** PROVIDED INFORMATION **
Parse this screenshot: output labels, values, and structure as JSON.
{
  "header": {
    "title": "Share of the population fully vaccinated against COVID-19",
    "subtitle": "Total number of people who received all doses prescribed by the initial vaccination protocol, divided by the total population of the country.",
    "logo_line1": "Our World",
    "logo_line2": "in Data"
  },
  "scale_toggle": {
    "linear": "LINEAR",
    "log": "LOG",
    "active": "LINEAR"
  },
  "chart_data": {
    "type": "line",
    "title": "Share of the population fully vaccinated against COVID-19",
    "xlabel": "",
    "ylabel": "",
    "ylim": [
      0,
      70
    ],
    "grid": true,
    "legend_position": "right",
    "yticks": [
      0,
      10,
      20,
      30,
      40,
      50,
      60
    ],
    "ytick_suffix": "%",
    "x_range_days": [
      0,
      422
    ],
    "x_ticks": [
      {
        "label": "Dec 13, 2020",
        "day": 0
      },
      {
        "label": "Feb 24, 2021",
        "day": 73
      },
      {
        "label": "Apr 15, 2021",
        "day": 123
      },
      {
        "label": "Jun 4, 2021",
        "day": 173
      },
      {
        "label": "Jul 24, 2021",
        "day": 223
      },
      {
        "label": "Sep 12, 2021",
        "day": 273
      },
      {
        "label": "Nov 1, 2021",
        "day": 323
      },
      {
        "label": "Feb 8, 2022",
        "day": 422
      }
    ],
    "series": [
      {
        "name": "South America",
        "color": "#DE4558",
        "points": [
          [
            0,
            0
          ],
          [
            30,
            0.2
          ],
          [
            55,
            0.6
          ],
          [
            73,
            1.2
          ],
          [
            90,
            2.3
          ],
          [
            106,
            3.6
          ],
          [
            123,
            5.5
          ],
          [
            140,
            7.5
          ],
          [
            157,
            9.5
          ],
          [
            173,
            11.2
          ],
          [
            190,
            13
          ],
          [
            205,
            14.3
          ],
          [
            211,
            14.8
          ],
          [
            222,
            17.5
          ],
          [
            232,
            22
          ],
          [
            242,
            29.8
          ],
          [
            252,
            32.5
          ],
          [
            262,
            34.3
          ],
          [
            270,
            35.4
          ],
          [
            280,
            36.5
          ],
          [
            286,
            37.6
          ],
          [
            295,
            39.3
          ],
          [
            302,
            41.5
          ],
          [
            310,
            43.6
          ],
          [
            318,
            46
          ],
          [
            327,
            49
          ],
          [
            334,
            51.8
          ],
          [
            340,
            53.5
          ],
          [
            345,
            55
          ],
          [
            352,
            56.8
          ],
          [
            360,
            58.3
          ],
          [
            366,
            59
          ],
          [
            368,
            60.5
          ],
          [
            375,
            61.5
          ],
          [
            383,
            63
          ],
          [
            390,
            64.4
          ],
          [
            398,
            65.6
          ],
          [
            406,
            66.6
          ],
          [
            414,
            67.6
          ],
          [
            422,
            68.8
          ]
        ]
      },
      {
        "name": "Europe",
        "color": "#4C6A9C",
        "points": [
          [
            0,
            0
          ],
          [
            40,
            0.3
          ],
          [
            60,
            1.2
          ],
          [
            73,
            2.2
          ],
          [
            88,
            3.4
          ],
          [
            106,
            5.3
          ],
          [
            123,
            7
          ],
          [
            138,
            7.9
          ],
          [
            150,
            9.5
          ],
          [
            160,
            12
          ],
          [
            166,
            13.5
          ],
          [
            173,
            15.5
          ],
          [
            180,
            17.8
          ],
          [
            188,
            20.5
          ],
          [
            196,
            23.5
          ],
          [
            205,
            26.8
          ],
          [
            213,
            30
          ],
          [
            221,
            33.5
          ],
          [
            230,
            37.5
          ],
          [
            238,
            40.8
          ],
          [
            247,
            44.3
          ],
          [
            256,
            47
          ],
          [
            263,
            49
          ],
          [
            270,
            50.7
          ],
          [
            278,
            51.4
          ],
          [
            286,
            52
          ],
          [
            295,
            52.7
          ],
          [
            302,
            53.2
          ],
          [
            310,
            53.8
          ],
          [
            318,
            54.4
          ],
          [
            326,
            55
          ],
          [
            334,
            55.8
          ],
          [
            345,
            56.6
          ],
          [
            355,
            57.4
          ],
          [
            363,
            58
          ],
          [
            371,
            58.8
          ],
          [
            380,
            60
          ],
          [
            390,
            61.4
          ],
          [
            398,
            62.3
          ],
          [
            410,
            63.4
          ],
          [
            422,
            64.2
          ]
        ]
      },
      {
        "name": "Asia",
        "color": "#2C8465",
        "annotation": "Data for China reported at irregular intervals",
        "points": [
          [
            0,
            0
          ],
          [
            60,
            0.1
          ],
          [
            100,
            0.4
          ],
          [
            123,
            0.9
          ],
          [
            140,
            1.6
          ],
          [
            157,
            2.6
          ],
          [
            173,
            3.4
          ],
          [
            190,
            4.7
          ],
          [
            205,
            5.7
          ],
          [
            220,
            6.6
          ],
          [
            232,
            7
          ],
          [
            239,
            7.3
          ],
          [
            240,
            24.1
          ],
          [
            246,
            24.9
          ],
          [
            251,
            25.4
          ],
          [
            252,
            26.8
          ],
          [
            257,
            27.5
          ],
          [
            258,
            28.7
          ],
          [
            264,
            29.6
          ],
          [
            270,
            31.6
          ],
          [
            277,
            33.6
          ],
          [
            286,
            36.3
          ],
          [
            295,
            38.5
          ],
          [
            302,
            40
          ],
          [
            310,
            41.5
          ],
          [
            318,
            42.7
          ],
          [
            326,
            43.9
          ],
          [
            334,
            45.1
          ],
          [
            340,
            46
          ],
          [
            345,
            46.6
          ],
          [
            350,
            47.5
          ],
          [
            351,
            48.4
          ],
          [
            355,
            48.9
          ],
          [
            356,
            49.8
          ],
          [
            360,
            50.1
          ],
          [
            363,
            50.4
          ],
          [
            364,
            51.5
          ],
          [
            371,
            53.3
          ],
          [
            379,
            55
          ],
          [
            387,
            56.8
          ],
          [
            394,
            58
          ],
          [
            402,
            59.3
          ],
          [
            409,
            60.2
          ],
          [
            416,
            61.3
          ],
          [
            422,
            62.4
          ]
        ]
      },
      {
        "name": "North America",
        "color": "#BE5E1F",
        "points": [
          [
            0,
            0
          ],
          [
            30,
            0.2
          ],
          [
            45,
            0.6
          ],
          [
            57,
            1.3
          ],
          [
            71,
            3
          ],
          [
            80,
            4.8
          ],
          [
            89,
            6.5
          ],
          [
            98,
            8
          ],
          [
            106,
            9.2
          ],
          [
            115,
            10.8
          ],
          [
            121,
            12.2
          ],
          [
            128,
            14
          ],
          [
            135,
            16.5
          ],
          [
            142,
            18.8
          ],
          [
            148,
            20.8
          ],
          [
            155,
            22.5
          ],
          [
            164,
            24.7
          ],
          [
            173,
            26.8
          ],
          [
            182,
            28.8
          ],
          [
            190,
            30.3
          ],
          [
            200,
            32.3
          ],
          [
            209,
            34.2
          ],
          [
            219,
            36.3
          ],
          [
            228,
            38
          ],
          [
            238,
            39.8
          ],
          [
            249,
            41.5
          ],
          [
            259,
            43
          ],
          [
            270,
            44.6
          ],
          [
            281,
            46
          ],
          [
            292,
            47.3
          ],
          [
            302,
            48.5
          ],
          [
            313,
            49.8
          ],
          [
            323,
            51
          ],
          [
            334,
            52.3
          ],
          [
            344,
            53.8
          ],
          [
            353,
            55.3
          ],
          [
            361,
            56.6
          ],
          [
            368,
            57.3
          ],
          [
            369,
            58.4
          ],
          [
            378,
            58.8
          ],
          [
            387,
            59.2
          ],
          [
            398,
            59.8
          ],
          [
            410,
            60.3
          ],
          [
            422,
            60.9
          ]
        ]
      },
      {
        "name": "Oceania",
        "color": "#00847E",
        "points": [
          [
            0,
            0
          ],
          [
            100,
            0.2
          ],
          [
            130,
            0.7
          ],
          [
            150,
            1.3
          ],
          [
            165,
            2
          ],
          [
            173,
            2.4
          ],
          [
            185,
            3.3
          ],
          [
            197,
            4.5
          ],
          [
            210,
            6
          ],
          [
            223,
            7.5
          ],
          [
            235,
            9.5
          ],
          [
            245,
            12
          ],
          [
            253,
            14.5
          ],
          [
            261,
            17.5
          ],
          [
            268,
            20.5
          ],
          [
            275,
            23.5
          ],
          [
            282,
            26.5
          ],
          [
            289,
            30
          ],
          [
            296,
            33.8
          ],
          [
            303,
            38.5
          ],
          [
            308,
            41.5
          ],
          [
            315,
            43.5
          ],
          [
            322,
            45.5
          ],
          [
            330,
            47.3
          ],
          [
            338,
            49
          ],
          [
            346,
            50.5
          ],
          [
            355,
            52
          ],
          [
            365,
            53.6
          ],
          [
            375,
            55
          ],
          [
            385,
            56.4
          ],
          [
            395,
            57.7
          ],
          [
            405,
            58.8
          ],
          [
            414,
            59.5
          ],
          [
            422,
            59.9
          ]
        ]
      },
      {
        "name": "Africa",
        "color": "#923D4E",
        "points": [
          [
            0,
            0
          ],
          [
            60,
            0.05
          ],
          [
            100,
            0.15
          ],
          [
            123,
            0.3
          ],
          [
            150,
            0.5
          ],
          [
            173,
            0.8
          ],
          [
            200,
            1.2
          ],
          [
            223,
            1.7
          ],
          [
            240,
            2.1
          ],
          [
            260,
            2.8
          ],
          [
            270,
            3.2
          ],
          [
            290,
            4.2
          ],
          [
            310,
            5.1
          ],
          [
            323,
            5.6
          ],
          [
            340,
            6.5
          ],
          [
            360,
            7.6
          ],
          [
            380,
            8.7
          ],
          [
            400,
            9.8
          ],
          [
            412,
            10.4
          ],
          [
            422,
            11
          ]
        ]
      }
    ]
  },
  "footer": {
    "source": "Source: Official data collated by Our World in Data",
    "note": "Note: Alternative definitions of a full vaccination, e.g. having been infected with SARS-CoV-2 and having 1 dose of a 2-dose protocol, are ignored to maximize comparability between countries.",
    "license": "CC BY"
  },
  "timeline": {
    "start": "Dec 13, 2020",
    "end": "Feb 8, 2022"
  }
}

** TASK DESCRIPTION **
Of all the lines above, how many contain the word "World"? Give the number and nothing else.

** THE ANSWER **
2